»»

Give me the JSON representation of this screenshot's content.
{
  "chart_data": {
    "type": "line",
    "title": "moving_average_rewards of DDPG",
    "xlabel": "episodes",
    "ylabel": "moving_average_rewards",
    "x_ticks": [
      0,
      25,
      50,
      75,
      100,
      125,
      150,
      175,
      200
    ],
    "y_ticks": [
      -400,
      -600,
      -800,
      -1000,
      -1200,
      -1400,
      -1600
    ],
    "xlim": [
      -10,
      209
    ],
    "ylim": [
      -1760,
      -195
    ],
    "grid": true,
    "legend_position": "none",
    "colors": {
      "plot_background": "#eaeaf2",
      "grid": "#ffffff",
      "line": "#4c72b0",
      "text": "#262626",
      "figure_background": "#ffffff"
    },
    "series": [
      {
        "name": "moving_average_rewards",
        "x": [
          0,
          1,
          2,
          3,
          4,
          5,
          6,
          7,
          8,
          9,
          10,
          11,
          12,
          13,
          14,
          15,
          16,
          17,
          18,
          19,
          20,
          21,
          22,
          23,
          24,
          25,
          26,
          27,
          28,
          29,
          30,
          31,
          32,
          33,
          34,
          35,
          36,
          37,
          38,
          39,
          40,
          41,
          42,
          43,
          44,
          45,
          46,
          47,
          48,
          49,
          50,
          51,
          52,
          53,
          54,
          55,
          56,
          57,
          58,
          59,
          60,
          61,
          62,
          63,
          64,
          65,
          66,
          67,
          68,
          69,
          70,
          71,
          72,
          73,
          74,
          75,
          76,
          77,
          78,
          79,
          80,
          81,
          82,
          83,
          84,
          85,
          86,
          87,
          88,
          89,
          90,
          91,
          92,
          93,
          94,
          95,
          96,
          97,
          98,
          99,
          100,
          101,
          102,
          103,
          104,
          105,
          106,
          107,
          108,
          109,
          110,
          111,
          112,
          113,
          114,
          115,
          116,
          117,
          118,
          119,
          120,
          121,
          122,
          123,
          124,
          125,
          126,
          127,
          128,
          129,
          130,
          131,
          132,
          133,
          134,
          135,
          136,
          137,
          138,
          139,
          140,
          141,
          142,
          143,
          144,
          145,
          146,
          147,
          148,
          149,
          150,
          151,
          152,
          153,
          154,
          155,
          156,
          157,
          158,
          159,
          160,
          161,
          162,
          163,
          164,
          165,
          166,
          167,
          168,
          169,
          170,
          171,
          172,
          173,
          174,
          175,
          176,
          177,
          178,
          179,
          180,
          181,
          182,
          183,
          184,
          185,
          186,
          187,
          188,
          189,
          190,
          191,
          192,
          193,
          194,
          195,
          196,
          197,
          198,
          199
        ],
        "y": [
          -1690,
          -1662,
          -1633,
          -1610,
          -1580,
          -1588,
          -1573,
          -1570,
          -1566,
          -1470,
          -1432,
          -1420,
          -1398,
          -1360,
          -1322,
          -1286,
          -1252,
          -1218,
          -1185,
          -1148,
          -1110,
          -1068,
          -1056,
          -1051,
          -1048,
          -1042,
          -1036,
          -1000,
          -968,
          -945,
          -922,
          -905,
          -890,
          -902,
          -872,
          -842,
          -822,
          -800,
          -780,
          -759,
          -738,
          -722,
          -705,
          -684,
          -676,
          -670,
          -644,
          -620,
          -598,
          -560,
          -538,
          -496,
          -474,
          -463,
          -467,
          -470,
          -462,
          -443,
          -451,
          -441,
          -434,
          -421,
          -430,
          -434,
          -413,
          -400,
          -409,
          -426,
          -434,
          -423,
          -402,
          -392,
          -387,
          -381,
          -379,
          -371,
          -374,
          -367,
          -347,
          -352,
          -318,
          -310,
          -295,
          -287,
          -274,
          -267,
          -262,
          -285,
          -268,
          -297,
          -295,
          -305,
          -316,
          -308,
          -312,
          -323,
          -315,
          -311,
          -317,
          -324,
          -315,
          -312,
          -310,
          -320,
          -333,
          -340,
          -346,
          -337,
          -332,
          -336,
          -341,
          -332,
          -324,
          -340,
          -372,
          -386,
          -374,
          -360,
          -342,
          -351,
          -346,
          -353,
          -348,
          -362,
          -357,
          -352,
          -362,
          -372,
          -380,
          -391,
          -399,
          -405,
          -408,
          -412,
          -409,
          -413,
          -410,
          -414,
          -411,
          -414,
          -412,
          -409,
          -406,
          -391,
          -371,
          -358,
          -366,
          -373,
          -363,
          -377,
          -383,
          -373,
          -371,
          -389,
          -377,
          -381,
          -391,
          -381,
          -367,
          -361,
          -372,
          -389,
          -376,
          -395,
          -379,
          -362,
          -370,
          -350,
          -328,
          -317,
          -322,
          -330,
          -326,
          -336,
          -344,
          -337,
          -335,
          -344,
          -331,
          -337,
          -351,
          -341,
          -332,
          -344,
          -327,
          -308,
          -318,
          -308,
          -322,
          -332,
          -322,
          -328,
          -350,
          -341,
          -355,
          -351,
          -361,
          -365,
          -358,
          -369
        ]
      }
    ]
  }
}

««

Exercise task: Each line above must be reproduced exactly as it stands.

Exercise solution:
Give me the JSON representation of this screenshot's content.
{
  "chart_data": {
    "type": "line",
    "title": "moving_average_rewards of DDPG",
    "xlabel": "episodes",
    "ylabel": "moving_average_rewards",
    "x_ticks": [
      0,
      25,
      50,
      75,
      100,
      125,
      150,
      175,
      200
    ],
    "y_ticks": [
      -400,
      -600,
      -800,
      -1000,
      -1200,
      -1400,
      -1600
    ],
    "xlim": [
      -10,
      209
    ],
    "ylim": [
      -1760,
      -195
    ],
    "grid": true,
    "legend_position": "none",
    "colors": {
      "plot_background": "#eaeaf2",
      "grid": "#ffffff",
      "line": "#4c72b0",
      "text": "#262626",
      "figure_background": "#ffffff"
    },
    "series": [
      {
        "name": "moving_average_rewards",
        "x": [
          0,
          1,
          2,
          3,
          4,
          5,
          6,
          7,
          8,
          9,
          10,
          11,
          12,
          13,
          14,
          15,
          16,
          17,
          18,
          19,
          20,
          21,
          22,
          23,
          24,
          25,
          26,
          27,
          28,
          29,
          30,
          31,
          32,
          33,
          34,
          35,
          36,
          37,
          38,
          39,
          40,
          41,
          42,
          43,
          44,
          45,
          46,
          47,
          48,
          49,
          50,
          51,
          52,
          53,
          54,
          55,
          56,
          57,
          58,
          59,
          60,
          61,
          62,
          63,
          64,
          65,
          66,
          67,
          68,
          69,
          70,
          71,
          72,
          73,
          74,
          75,
          76,
          77,
          78,
          79,
          80,
          81,
          82,
          83,
          84,
          85,
          86,
          87,
          88,
          89,
          90,
          91,
          92,
          93,
          94,
          95,
          96,
          97,
          98,
          99,
          100,
          101,
          102,
          103,
          104,
          105,
          106,
          107,
          108,
          109,
          110,
          111,
          112,
          113,
          114,
          115,
          116,
          117,
          118,
          119,
          120,
          121,
          122,
          123,
          124,
          125,
          126,
          127,
          128,
          129,
          130,
          131,
          132,
          133,
          134,
          135,
          136,
          137,
          138,
          139,
          140,
          141,
          142,
          143,
          144,
          145,
          146,
          147,
          148,
          149,
          150,
          151,
          152,
          153,
          154,
          155,
          156,
          157,
          158,
          159,
          160,
          161,
          162,
          163,
          164,
          165,
          166,
          167,
          168,
          169,
          170,
          171,
          172,
          173,
          174,
          175,
          176,
          177,
          178,
          179,
          180,
          181,
          182,
          183,
          184,
          185,
          186,
          187,
          188,
          189,
          190,
          191,
          192,
          193,
          194,
          195,
          196,
          197,
          198,
          199
        ],
        "y": [
          -1690,
          -1662,
          -1633,
          -1610,
          -1580,
          -1588,
          -1573,
          -1570,
          -1566,
          -1470,
          -1432,
          -1420,
          -1398,
          -1360,
          -1322,
          -1286,
          -1252,
          -1218,
          -1185,
          -1148,
          -1110,
          -1068,
          -1056,
          -1051,
          -1048,
          -1042,
          -1036,
          -1000,
          -968,
          -945,
          -922,
          -905,
          -890,
          -902,
          -872,
          -842,
          -822,
          -800,
          -780,
          -759,
          -738,
          -722,
          -705,
          -684,
          -676,
          -670,
          -644,
          -620,
          -598,
          -560,
          -538,
          -496,
          -474,
          -463,
          -467,
          -470,
          -462,
          -443,
          -451,
          -441,
          -434,
          -421,
          -430,
          -434,
          -413,
          -400,
          -409,
          -426,
          -434,
          -423,
          -402,
          -392,
          -387,
          -381,
          -379,
          -371,
          -374,
          -367,
          -347,
          -352,
          -318,
          -310,
          -295,
          -287,
          -274,
          -267,
          -262,
          -285,
          -268,
          -297,
          -295,
          -305,
          -316,
          -308,
          -312,
          -323,
          -315,
          -311,
          -317,
          -324,
          -315,
          -312,
          -310,
          -320,
          -333,
          -340,
          -346,
          -337,
          -332,
          -336,
          -341,
          -332,
          -324,
          -340,
          -372,
          -386,
          -374,
          -360,
          -342,
          -351,
          -346,
          -353,
          -348,
          -362,
          -357,
          -352,
          -362,
          -372,
          -380,
          -391,
          -399,
          -405,
          -408,
          -412,
          -409,
          -413,
          -410,
          -414,
          -411,
          -414,
          -412,
          -409,
          -406,
          -391,
          -371,
          -358,
          -366,
          -373,
          -363,
          -377,
          -383,
          -373,
          -371,
          -389,
          -377,
          -381,
          -391,
          -381,
          -367,
          -361,
          -372,
          -389,
          -376,
          -395,
          -379,
          -362,
          -370,
          -350,
          -328,
          -317,
          -322,
          -330,
          -326,
          -336,
          -344,
          -337,
          -335,
          -344,
          -331,
          -337,
          -351,
          -341,
          -332,
          -344,
          -327,
          -308,
          -318,
          -308,
          -322,
          -332,
          -322,
          -328,
          -350,
          -341,
          -355,
          -351,
          -361,
          -365,
          -358,
          -369
        ]
      }
    ]
  }
}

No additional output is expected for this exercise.